* _Given problem_
Search the listing below for the string "distance" and show each line that contains it.

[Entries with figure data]
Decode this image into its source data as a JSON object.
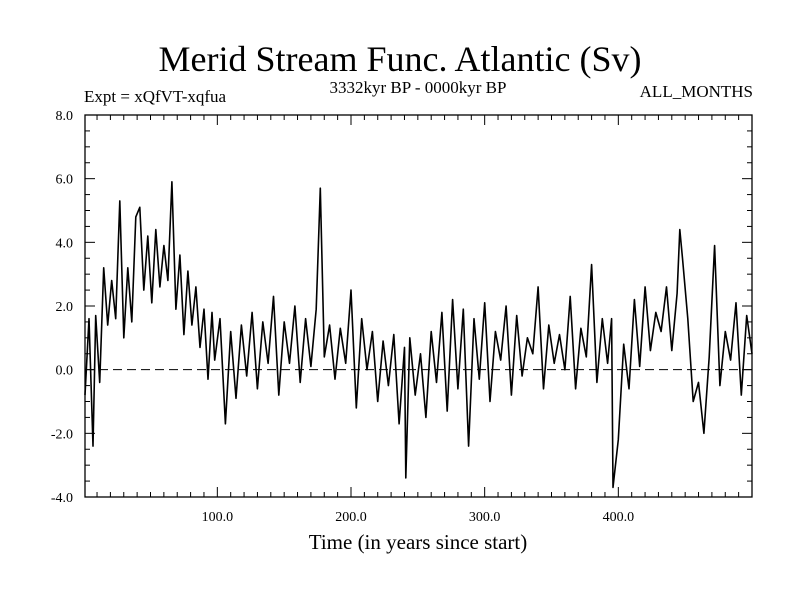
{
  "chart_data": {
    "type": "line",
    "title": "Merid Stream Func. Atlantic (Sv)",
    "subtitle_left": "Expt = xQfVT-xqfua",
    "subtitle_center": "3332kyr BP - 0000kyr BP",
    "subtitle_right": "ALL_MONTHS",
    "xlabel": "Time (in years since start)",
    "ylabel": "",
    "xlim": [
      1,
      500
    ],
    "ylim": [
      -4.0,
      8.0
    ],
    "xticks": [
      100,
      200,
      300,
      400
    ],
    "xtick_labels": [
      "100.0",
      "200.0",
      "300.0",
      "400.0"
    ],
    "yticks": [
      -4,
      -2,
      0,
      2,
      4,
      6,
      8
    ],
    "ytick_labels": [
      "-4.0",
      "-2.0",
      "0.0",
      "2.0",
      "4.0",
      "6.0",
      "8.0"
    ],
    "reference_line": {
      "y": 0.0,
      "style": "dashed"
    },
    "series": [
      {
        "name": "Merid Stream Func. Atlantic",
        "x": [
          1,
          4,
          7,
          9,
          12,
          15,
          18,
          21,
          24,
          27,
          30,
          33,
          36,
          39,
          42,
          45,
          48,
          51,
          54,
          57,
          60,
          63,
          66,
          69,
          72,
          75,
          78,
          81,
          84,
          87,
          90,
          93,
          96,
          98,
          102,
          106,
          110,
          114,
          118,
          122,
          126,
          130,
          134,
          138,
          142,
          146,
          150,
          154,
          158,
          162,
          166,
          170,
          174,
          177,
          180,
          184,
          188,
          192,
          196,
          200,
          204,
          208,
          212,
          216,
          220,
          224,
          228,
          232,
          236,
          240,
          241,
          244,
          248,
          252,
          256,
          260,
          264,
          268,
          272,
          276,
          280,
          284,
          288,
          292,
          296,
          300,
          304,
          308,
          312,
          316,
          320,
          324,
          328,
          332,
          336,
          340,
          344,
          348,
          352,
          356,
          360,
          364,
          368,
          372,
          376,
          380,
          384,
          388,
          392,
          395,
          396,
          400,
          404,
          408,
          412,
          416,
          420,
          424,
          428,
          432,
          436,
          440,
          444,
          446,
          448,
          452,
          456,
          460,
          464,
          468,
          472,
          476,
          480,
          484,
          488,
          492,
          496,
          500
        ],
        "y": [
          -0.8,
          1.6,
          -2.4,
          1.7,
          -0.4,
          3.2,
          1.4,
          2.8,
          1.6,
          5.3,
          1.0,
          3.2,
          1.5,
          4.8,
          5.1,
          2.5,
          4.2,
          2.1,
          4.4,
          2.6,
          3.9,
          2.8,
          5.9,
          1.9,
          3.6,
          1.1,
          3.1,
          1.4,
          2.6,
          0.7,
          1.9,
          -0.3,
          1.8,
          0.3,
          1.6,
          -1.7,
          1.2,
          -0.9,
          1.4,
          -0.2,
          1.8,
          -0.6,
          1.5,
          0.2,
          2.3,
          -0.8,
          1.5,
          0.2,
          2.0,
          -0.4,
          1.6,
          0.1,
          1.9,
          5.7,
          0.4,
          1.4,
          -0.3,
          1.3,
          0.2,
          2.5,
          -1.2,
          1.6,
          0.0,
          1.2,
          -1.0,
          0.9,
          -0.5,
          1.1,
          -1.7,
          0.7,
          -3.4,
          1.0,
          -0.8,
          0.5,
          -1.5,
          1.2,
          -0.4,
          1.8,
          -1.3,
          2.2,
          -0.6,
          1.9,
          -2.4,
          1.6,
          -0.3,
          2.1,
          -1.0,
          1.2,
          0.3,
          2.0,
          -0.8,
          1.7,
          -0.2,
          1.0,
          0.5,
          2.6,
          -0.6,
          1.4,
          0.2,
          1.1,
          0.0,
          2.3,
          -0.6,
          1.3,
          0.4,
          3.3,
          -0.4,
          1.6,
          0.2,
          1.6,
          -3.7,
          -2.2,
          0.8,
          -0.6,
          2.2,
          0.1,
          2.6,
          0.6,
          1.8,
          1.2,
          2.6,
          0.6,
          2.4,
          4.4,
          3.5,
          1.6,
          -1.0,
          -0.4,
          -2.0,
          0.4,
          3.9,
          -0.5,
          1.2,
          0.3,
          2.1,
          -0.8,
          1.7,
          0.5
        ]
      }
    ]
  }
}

* * *

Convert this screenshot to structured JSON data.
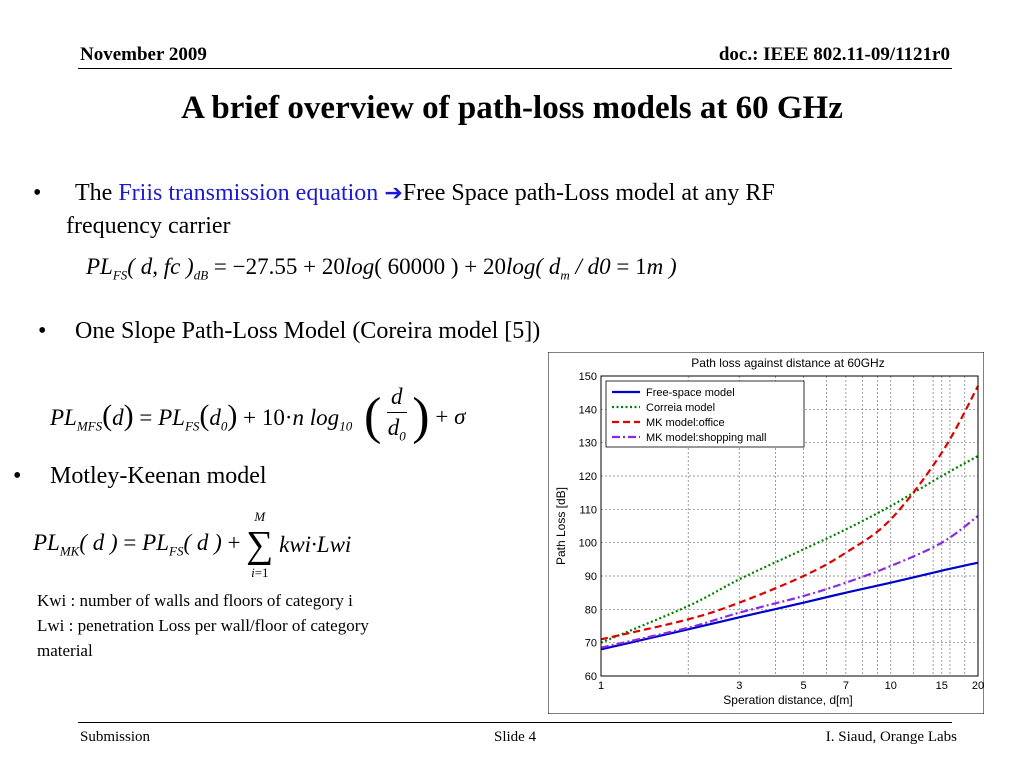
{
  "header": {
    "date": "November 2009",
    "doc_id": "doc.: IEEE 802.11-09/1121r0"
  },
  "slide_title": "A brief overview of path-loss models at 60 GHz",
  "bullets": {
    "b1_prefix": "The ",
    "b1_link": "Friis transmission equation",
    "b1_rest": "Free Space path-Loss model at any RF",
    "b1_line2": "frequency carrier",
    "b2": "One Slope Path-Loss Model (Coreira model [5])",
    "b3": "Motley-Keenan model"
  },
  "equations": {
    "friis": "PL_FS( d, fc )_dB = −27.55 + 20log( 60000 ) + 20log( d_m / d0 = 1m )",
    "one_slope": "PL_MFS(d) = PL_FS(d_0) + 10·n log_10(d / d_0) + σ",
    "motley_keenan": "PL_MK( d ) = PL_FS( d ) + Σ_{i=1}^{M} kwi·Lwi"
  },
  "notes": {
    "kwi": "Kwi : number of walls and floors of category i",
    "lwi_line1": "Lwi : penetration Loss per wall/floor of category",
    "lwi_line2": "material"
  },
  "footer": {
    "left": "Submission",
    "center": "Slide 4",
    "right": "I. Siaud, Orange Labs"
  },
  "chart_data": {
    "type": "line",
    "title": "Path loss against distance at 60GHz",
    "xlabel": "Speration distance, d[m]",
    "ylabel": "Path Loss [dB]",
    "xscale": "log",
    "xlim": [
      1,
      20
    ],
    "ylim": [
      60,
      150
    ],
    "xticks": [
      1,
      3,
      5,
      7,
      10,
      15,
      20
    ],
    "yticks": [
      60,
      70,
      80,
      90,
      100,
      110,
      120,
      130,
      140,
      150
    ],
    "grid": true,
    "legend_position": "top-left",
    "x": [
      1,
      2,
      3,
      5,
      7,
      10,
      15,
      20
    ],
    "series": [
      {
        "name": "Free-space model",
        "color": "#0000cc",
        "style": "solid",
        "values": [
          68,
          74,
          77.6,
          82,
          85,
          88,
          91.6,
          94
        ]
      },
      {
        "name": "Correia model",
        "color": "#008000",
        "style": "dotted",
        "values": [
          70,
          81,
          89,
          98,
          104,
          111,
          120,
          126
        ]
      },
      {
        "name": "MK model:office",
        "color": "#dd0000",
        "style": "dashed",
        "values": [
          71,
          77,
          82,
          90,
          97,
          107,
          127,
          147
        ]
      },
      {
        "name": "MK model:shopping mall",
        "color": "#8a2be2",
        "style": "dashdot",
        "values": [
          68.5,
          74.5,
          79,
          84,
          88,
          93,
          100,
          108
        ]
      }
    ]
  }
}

==

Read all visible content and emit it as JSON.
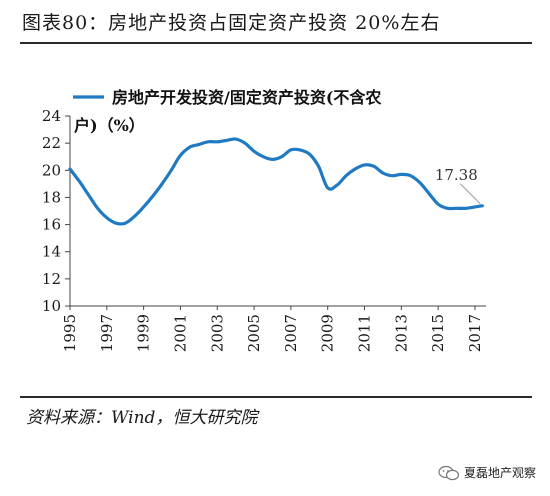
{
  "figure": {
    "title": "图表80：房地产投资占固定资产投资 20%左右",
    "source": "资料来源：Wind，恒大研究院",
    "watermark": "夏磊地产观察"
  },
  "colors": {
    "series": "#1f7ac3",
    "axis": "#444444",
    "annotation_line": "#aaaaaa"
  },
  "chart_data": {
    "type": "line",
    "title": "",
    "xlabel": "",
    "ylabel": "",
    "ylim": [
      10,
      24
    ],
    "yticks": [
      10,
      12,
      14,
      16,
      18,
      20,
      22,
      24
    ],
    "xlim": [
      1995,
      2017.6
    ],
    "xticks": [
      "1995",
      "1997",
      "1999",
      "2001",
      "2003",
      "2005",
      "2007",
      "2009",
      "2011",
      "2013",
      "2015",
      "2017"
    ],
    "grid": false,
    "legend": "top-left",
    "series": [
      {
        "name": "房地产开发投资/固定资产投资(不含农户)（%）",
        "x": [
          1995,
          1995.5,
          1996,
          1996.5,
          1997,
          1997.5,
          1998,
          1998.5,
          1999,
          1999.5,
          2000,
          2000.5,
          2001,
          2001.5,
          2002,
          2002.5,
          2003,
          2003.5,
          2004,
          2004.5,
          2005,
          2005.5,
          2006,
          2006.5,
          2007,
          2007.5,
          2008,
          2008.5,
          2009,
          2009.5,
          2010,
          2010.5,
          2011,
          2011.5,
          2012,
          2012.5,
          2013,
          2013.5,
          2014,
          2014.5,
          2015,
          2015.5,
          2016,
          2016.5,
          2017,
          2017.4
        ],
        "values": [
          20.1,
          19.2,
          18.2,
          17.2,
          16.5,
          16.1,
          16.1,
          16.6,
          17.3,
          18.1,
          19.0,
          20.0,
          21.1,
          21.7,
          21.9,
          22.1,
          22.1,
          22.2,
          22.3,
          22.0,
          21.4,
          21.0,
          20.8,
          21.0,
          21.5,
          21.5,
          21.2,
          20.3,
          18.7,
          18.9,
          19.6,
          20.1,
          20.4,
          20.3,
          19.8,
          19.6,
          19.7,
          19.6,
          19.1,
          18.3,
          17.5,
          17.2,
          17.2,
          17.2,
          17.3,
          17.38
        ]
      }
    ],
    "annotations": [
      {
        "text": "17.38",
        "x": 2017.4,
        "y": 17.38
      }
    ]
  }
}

* _Solution_
    "title": "Path loss against distance at 60GHz",
    "xlabel": "Speration distance, d[m]",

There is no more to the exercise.